Data entries
+ + + + +
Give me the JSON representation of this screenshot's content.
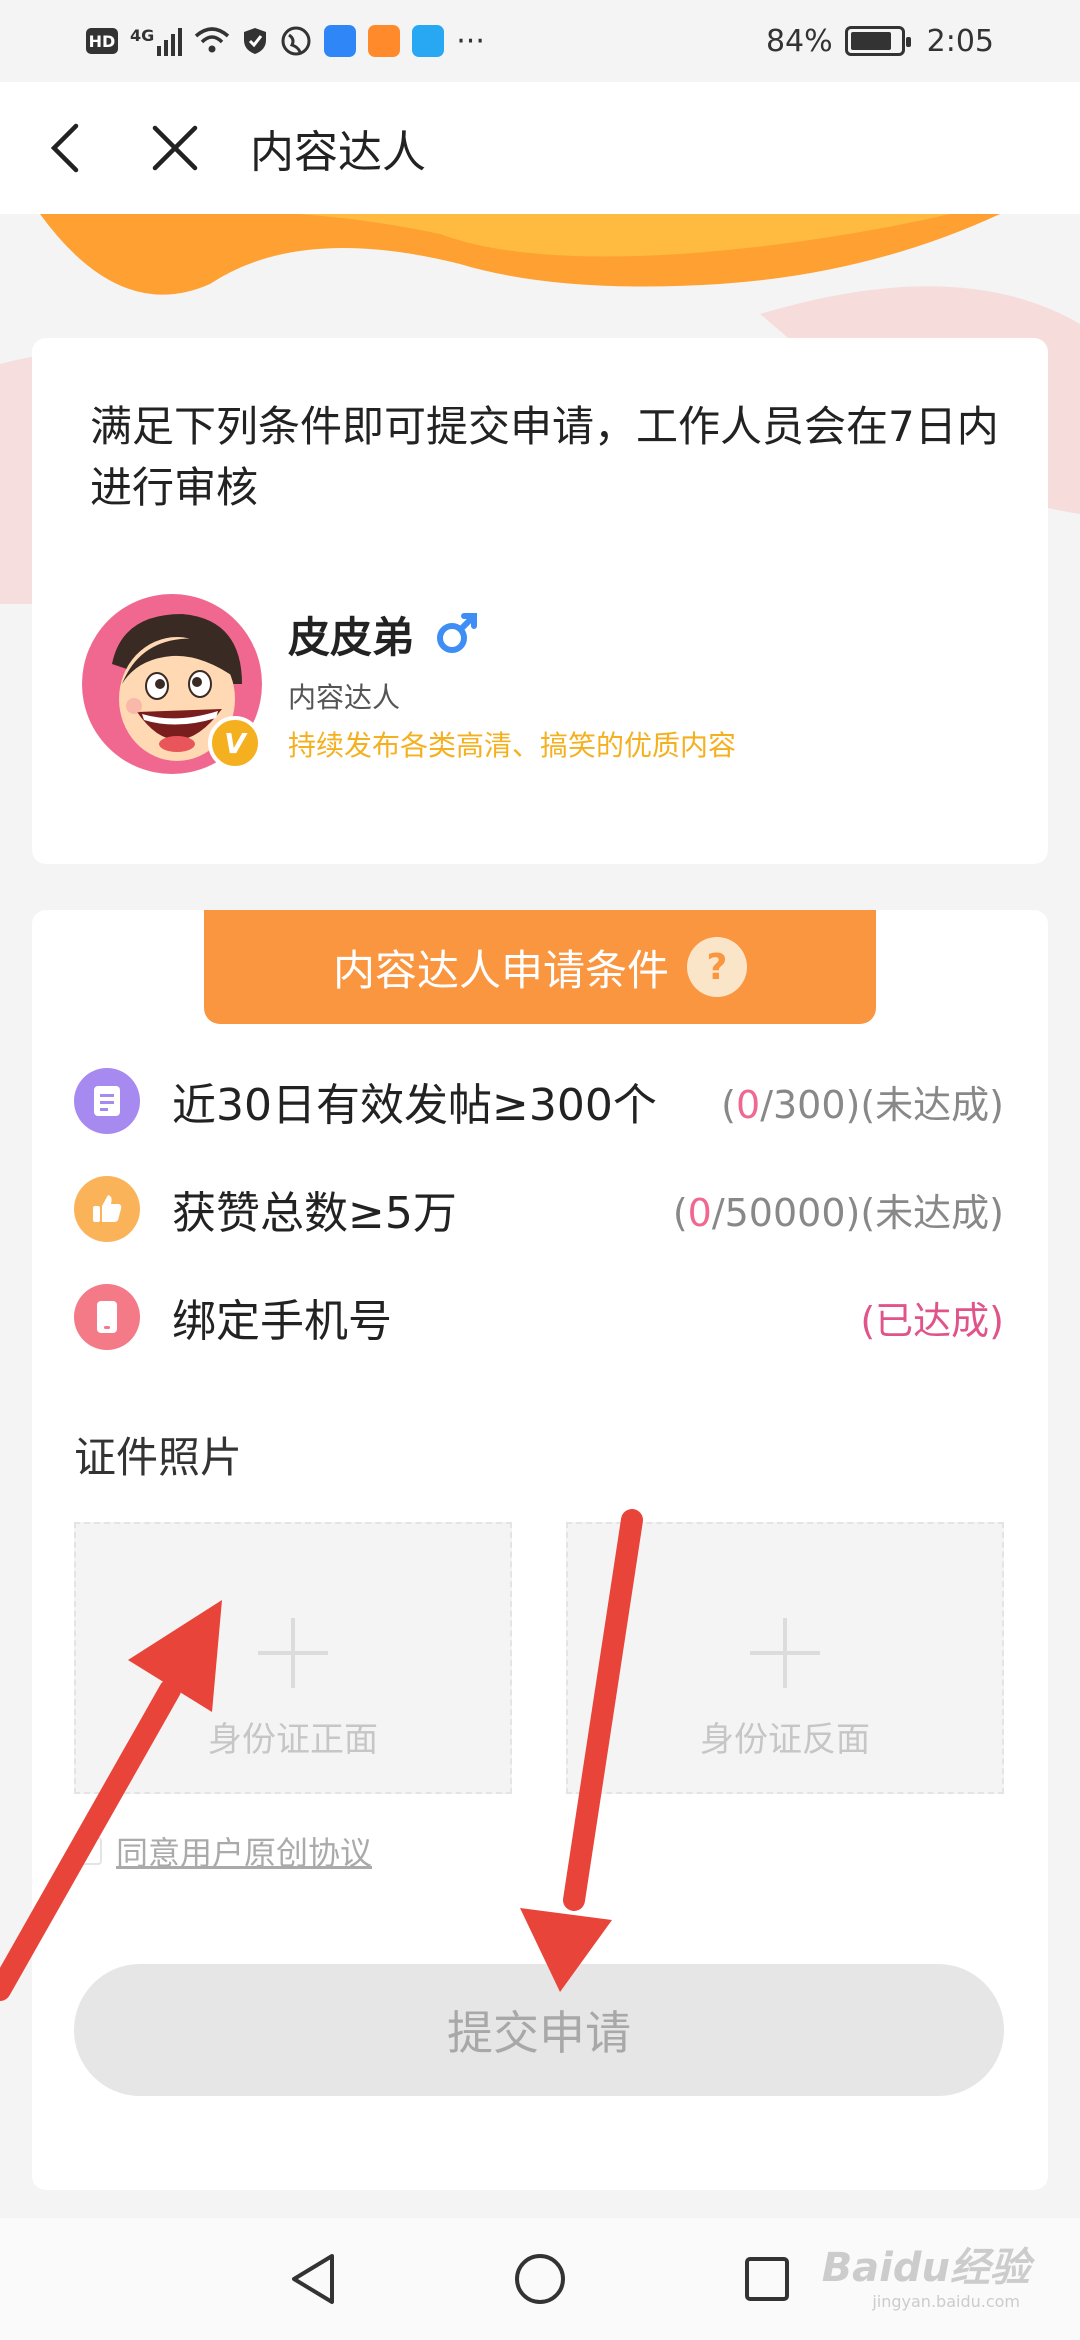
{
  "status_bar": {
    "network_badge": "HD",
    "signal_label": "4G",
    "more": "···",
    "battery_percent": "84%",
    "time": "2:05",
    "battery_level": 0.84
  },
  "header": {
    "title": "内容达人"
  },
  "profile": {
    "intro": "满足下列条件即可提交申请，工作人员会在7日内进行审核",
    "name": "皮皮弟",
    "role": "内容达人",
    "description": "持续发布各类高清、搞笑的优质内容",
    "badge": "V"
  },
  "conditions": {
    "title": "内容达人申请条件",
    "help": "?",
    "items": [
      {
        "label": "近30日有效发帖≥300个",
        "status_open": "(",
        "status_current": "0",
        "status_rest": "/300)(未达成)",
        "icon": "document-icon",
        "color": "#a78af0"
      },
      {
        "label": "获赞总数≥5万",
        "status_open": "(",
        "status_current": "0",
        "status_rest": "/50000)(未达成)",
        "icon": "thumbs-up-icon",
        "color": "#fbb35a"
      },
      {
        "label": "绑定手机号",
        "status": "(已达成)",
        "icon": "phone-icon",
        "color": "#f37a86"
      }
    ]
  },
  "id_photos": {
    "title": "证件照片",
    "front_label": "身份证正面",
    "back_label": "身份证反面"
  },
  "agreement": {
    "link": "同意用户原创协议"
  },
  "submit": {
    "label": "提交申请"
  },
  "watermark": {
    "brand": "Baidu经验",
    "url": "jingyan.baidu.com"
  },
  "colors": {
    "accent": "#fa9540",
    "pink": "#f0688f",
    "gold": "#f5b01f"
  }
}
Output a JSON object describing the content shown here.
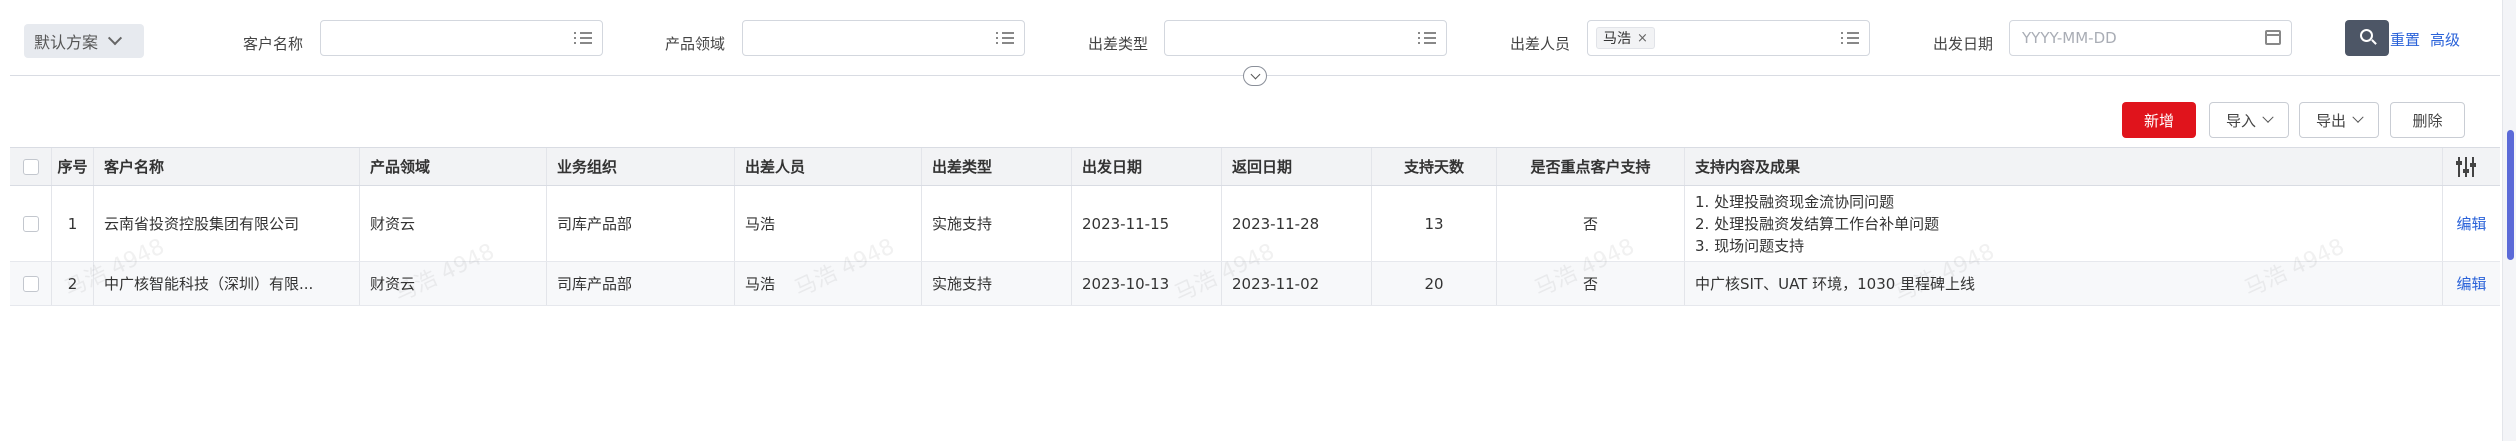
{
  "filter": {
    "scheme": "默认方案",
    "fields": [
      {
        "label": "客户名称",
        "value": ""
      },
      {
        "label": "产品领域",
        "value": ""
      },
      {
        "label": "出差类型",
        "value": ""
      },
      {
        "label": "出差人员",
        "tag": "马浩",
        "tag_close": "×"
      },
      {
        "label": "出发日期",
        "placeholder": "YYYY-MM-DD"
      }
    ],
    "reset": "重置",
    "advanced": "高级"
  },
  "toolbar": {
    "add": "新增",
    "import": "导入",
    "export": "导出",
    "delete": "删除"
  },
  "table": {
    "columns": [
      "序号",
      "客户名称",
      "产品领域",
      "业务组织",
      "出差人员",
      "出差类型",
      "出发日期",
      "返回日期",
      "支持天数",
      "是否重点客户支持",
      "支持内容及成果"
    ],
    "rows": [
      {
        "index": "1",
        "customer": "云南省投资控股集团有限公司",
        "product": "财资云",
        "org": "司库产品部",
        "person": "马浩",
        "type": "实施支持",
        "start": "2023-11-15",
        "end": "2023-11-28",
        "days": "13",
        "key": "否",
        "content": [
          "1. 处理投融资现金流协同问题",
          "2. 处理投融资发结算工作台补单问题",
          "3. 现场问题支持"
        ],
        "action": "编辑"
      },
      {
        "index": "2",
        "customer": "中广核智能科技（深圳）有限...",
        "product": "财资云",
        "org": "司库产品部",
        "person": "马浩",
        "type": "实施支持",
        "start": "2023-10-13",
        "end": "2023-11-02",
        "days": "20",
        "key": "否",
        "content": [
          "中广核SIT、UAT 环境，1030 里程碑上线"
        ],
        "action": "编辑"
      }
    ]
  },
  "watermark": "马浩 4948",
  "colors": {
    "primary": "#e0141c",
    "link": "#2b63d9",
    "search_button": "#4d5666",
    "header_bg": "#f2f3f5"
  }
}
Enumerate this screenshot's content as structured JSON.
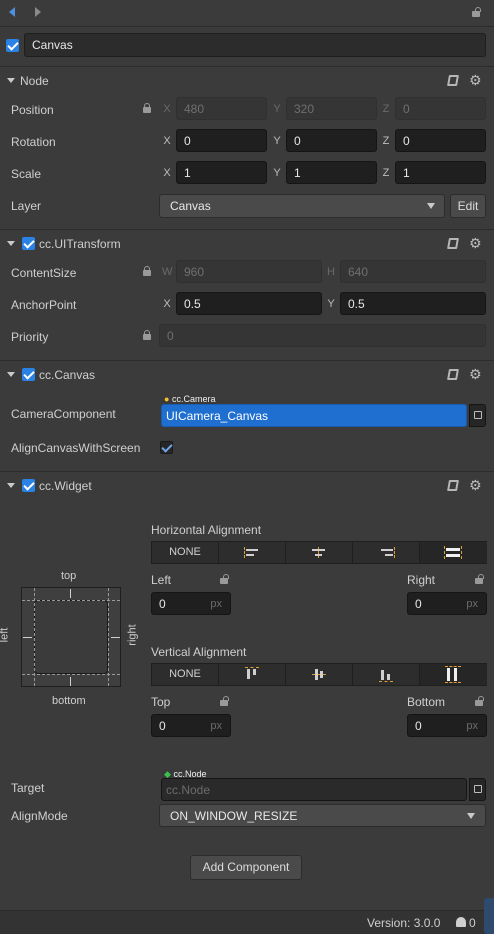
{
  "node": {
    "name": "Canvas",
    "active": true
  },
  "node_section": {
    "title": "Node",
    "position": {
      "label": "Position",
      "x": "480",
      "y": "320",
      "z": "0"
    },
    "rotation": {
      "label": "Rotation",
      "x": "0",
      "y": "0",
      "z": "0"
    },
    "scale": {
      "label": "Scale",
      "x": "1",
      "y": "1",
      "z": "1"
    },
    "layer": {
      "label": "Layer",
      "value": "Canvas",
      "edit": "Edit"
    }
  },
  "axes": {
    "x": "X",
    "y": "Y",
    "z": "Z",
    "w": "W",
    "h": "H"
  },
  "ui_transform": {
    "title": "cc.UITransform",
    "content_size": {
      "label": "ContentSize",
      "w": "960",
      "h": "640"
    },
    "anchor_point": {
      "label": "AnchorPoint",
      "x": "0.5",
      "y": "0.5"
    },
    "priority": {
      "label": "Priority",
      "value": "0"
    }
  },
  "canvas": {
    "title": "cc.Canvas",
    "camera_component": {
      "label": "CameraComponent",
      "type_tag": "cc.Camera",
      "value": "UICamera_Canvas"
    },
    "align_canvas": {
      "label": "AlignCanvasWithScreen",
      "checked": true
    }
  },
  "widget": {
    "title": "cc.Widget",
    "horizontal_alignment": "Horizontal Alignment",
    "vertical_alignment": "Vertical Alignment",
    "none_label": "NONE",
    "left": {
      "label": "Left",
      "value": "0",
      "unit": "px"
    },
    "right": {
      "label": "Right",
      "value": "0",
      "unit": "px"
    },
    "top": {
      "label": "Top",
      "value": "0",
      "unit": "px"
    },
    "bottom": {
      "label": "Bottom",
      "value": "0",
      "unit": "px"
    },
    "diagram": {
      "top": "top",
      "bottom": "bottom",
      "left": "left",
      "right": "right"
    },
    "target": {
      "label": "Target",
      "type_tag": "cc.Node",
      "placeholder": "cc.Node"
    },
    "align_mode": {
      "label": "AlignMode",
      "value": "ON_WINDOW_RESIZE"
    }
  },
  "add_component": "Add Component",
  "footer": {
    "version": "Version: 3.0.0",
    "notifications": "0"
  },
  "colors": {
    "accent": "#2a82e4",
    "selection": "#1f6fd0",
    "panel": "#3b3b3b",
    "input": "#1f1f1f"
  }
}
+ + + + +
Your objective:
Your copy of the data above should match it exactly, except that pictures are left out.

Task answer:
Give me the JSON representation of this screenshot's content.
{
  "status_bar": {
    "network_badge": "HD",
    "signal_label": "4G",
    "more": "···",
    "battery_percent": "84%",
    "time": "2:05",
    "battery_level": 0.84
  },
  "header": {
    "title": "内容达人"
  },
  "profile": {
    "intro": "满足下列条件即可提交申请，工作人员会在7日内进行审核",
    "name": "皮皮弟",
    "role": "内容达人",
    "description": "持续发布各类高清、搞笑的优质内容",
    "badge": "V"
  },
  "conditions": {
    "title": "内容达人申请条件",
    "help": "?",
    "items": [
      {
        "label": "近30日有效发帖≥300个",
        "status_open": "(",
        "status_current": "0",
        "status_rest": "/300)(未达成)",
        "icon": "document-icon",
        "color": "#a78af0"
      },
      {
        "label": "获赞总数≥5万",
        "status_open": "(",
        "status_current": "0",
        "status_rest": "/50000)(未达成)",
        "icon": "thumbs-up-icon",
        "color": "#fbb35a"
      },
      {
        "label": "绑定手机号",
        "status": "(已达成)",
        "icon": "phone-icon",
        "color": "#f37a86"
      }
    ]
  },
  "id_photos": {
    "title": "证件照片",
    "front_label": "身份证正面",
    "back_label": "身份证反面"
  },
  "agreement": {
    "link": "同意用户原创协议"
  },
  "submit": {
    "label": "提交申请"
  },
  "watermark": {
    "brand": "Baidu经验",
    "url": "jingyan.baidu.com"
  },
  "colors": {
    "accent": "#fa9540",
    "pink": "#f0688f",
    "gold": "#f5b01f"
  }
}
Output a JSON object describing the content shown here.
{
  "filter": {
    "scheme": "默认方案",
    "fields": [
      {
        "label": "客户名称",
        "value": ""
      },
      {
        "label": "产品领域",
        "value": ""
      },
      {
        "label": "出差类型",
        "value": ""
      },
      {
        "label": "出差人员",
        "tag": "马浩",
        "tag_close": "×"
      },
      {
        "label": "出发日期",
        "placeholder": "YYYY-MM-DD"
      }
    ],
    "reset": "重置",
    "advanced": "高级"
  },
  "toolbar": {
    "add": "新增",
    "import": "导入",
    "export": "导出",
    "delete": "删除"
  },
  "table": {
    "columns": [
      "序号",
      "客户名称",
      "产品领域",
      "业务组织",
      "出差人员",
      "出差类型",
      "出发日期",
      "返回日期",
      "支持天数",
      "是否重点客户支持",
      "支持内容及成果"
    ],
    "rows": [
      {
        "index": "1",
        "customer": "云南省投资控股集团有限公司",
        "product": "财资云",
        "org": "司库产品部",
        "person": "马浩",
        "type": "实施支持",
        "start": "2023-11-15",
        "end": "2023-11-28",
        "days": "13",
        "key": "否",
        "content": [
          "1. 处理投融资现金流协同问题",
          "2. 处理投融资发结算工作台补单问题",
          "3. 现场问题支持"
        ],
        "action": "编辑"
      },
      {
        "index": "2",
        "customer": "中广核智能科技（深圳）有限...",
        "product": "财资云",
        "org": "司库产品部",
        "person": "马浩",
        "type": "实施支持",
        "start": "2023-10-13",
        "end": "2023-11-02",
        "days": "20",
        "key": "否",
        "content": [
          "中广核SIT、UAT 环境，1030 里程碑上线"
        ],
        "action": "编辑"
      }
    ]
  },
  "watermark": "马浩 4948",
  "colors": {
    "primary": "#e0141c",
    "link": "#2b63d9",
    "search_button": "#4d5666",
    "header_bg": "#f2f3f5"
  }
}
Enumerate this screenshot's content as structured JSON.
{
  "node": {
    "name": "Canvas",
    "active": true
  },
  "node_section": {
    "title": "Node",
    "position": {
      "label": "Position",
      "x": "480",
      "y": "320",
      "z": "0"
    },
    "rotation": {
      "label": "Rotation",
      "x": "0",
      "y": "0",
      "z": "0"
    },
    "scale": {
      "label": "Scale",
      "x": "1",
      "y": "1",
      "z": "1"
    },
    "layer": {
      "label": "Layer",
      "value": "Canvas",
      "edit": "Edit"
    }
  },
  "axes": {
    "x": "X",
    "y": "Y",
    "z": "Z",
    "w": "W",
    "h": "H"
  },
  "ui_transform": {
    "title": "cc.UITransform",
    "content_size": {
      "label": "ContentSize",
      "w": "960",
      "h": "640"
    },
    "anchor_point": {
      "label": "AnchorPoint",
      "x": "0.5",
      "y": "0.5"
    },
    "priority": {
      "label": "Priority",
      "value": "0"
    }
  },
  "canvas": {
    "title": "cc.Canvas",
    "camera_component": {
      "label": "CameraComponent",
      "type_tag": "cc.Camera",
      "value": "UICamera_Canvas"
    },
    "align_canvas": {
      "label": "AlignCanvasWithScreen",
      "checked": true
    }
  },
  "widget": {
    "title": "cc.Widget",
    "horizontal_alignment": "Horizontal Alignment",
    "vertical_alignment": "Vertical Alignment",
    "none_label": "NONE",
    "left": {
      "label": "Left",
      "value": "0",
      "unit": "px"
    },
    "right": {
      "label": "Right",
      "value": "0",
      "unit": "px"
    },
    "top": {
      "label": "Top",
      "value": "0",
      "unit": "px"
    },
    "bottom": {
      "label": "Bottom",
      "value": "0",
      "unit": "px"
    },
    "diagram": {
      "top": "top",
      "bottom": "bottom",
      "left": "left",
      "right": "right"
    },
    "target": {
      "label": "Target",
      "type_tag": "cc.Node",
      "placeholder": "cc.Node"
    },
    "align_mode": {
      "label": "AlignMode",
      "value": "ON_WINDOW_RESIZE"
    }
  },
  "add_component": "Add Component",
  "footer": {
    "version": "Version: 3.0.0",
    "notifications": "0"
  },
  "colors": {
    "accent": "#2a82e4",
    "selection": "#1f6fd0",
    "panel": "#3b3b3b",
    "input": "#1f1f1f"
  }
}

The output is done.